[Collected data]
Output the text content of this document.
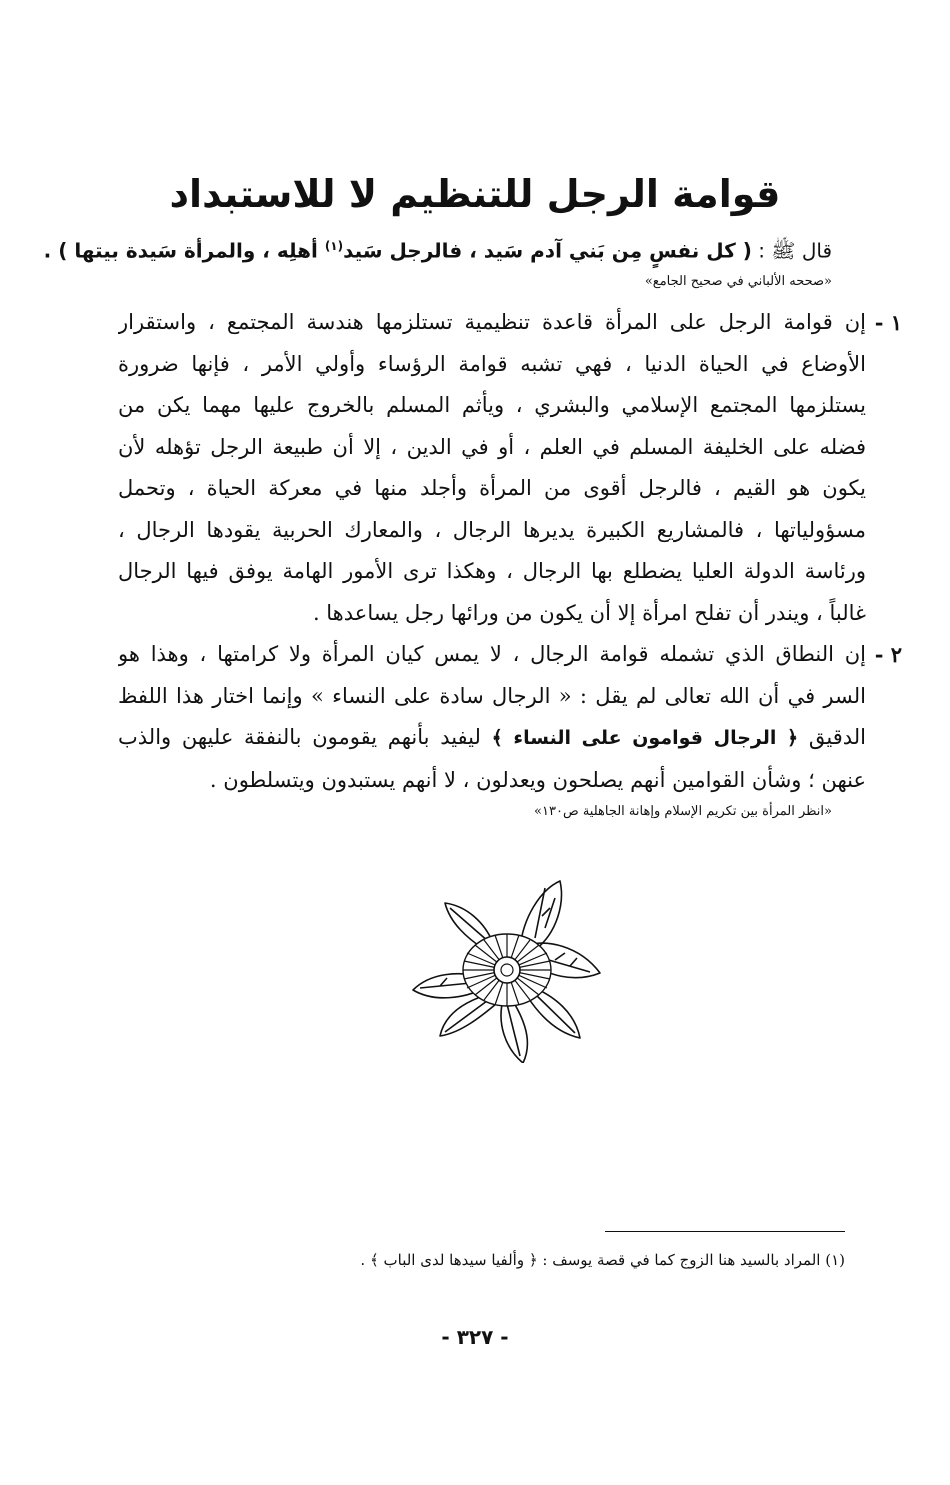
قوامة الرجل للتنظيم لا للاستبداد
قال ﷺ : ( كل نفسٍ مِن بَني آدم سَيد ، فالرجل سَيد$^{(١)}$ أهلِه ، والمرأة سَيدة بيتها ) .
«صححه الألباني في صحيح الجامع»
١ -
إن قوامة الرجل على المرأة قاعدة تنظيمية تستلزمها هندسة المجتمع ، واستقرار
الأوضاع في الحياة الدنيا ، فهي تشبه قوامة الرؤساء وأولي الأمر ، فإنها ضرورة
يستلزمها المجتمع الإسلامي والبشري ، ويأثم المسلم بالخروج عليها مهما يكن من
فضله على الخليفة المسلم في العلم ، أو في الدين ، إلا أن طبيعة الرجل تؤهله لأن
يكون هو القيم ، فالرجل أقوى من المرأة وأجلد منها في معركة الحياة ، وتحمل
مسؤولياتها ، فالمشاريع الكبيرة يديرها الرجال ، والمعارك الحربية يقودها الرجال ،
ورئاسة الدولة العليا يضطلع بها الرجال ، وهكذا ترى الأمور الهامة يوفق فيها الرجال
غالباً ، ويندر أن تفلح امرأة إلا أن يكون من ورائها رجل يساعدها .
٢ -
إن النطاق الذي تشمله قوامة الرجال ، لا يمس كيان المرأة ولا كرامتها ، وهذا هو
السر في أن الله تعالى لم يقل : « الرجال سادة على النساء » وإنما اختار هذا اللفظ
الدقيق ﴿ الرجال قوامون على النساء ﴾ ليفيد بأنهم يقومون بالنفقة عليهن والذب
عنهن ؛ وشأن القوامين أنهم يصلحون ويعدلون ، لا أنهم يستبدون ويتسلطون .
«انظر المرأة بين تكريم الإسلام وإهانة الجاهلية ص١٣٠»
(١) المراد بالسيد هنا الزوج كما في قصة يوسف : ﴿ وألفيا سيدها لدى الباب ﴾ .
- ٣٢٧ -
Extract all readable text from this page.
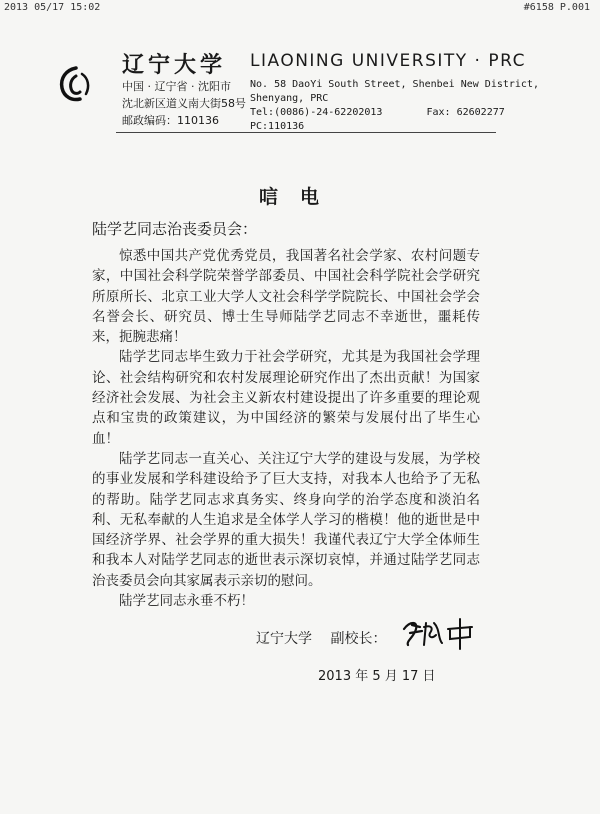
2013 05/17 15:02	#6158 P.001
辽宁大学
中国 · 辽宁省 · 沈阳市
沈北新区道义南大街58号
邮政编码：110136
LIAONING UNIVERSITY · PRC
No. 58 DaoYi South Street, Shenbei New District,
Shenyang, PRC
Tel:(0086)-24-62202013	Fax: 62602277
PC:110136
唁电
陆学艺同志治丧委员会：

惊悉中国共产党优秀党员，我国著名社会学家、农村问题专家，中国社会科学院荣誉学部委员、中国社会科学院社会学研究所原所长、北京工业大学人文社会科学学院院长、中国社会学会名誉会长、研究员、博士生导师陆学艺同志不幸逝世，噩耗传来，扼腕悲痛！

陆学艺同志毕生致力于社会学研究，尤其是为我国社会学理论、社会结构研究和农村发展理论研究作出了杰出贡献！为国家经济社会发展、为社会主义新农村建设提出了许多重要的理论观点和宝贵的政策建议，为中国经济的繁荣与发展付出了毕生心血！

陆学艺同志一直关心、关注辽宁大学的建设与发展，为学校的事业发展和学科建设给予了巨大支持，对我本人也给予了无私的帮助。陆学艺同志求真务实、终身向学的治学态度和淡泊名利、无私奉献的人生追求是全体学人学习的楷模！他的逝世是中国经济学界、社会学界的重大损失！我谨代表辽宁大学全体师生和我本人对陆学艺同志的逝世表示深切哀悼，并通过陆学艺同志治丧委员会向其家属表示亲切的慰问。

陆学艺同志永垂不朽！

辽宁大学 副校长：
2013 年 5 月 17 日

» Task statement: Repeat the listing in full and exactly. Do not include any images.

» Result of the task:
Output the text content of this document.
قوامة الرجل للتنظيم لا للاستبداد
قال ﷺ : ( كل نفسٍ مِن بَني آدم سَيد ، فالرجل سَيد$^{(١)}$ أهلِه ، والمرأة سَيدة بيتها ) .
«صححه الألباني في صحيح الجامع»
١ -
إن قوامة الرجل على المرأة قاعدة تنظيمية تستلزمها هندسة المجتمع ، واستقرار
الأوضاع في الحياة الدنيا ، فهي تشبه قوامة الرؤساء وأولي الأمر ، فإنها ضرورة
يستلزمها المجتمع الإسلامي والبشري ، ويأثم المسلم بالخروج عليها مهما يكن من
فضله على الخليفة المسلم في العلم ، أو في الدين ، إلا أن طبيعة الرجل تؤهله لأن
يكون هو القيم ، فالرجل أقوى من المرأة وأجلد منها في معركة الحياة ، وتحمل
مسؤولياتها ، فالمشاريع الكبيرة يديرها الرجال ، والمعارك الحربية يقودها الرجال ،
ورئاسة الدولة العليا يضطلع بها الرجال ، وهكذا ترى الأمور الهامة يوفق فيها الرجال
غالباً ، ويندر أن تفلح امرأة إلا أن يكون من ورائها رجل يساعدها .
٢ -
إن النطاق الذي تشمله قوامة الرجال ، لا يمس كيان المرأة ولا كرامتها ، وهذا هو
السر في أن الله تعالى لم يقل : « الرجال سادة على النساء » وإنما اختار هذا اللفظ
الدقيق ﴿ الرجال قوامون على النساء ﴾ ليفيد بأنهم يقومون بالنفقة عليهن والذب
عنهن ؛ وشأن القوامين أنهم يصلحون ويعدلون ، لا أنهم يستبدون ويتسلطون .
«انظر المرأة بين تكريم الإسلام وإهانة الجاهلية ص١٣٠»
(١) المراد بالسيد هنا الزوج كما في قصة يوسف : ﴿ وألفيا سيدها لدى الباب ﴾ .
- ٣٢٧ -
Extract all readable text from this page.
2013 05/17 15:02	#6158 P.001
辽宁大学
中国 · 辽宁省 · 沈阳市
沈北新区道义南大街58号
邮政编码：110136
LIAONING UNIVERSITY · PRC
No. 58 DaoYi South Street, Shenbei New District,
Shenyang, PRC
Tel:(0086)-24-62202013	Fax: 62602277
PC:110136
唁电
陆学艺同志治丧委员会：

惊悉中国共产党优秀党员，我国著名社会学家、农村问题专家，中国社会科学院荣誉学部委员、中国社会科学院社会学研究所原所长、北京工业大学人文社会科学学院院长、中国社会学会名誉会长、研究员、博士生导师陆学艺同志不幸逝世，噩耗传来，扼腕悲痛！

陆学艺同志毕生致力于社会学研究，尤其是为我国社会学理论、社会结构研究和农村发展理论研究作出了杰出贡献！为国家经济社会发展、为社会主义新农村建设提出了许多重要的理论观点和宝贵的政策建议，为中国经济的繁荣与发展付出了毕生心血！

陆学艺同志一直关心、关注辽宁大学的建设与发展，为学校的事业发展和学科建设给予了巨大支持，对我本人也给予了无私的帮助。陆学艺同志求真务实、终身向学的治学态度和淡泊名利、无私奉献的人生追求是全体学人学习的楷模！他的逝世是中国经济学界、社会学界的重大损失！我谨代表辽宁大学全体师生和我本人对陆学艺同志的逝世表示深切哀悼，并通过陆学艺同志治丧委员会向其家属表示亲切的慰问。

陆学艺同志永垂不朽！

辽宁大学 副校长：
2013 年 5 月 17 日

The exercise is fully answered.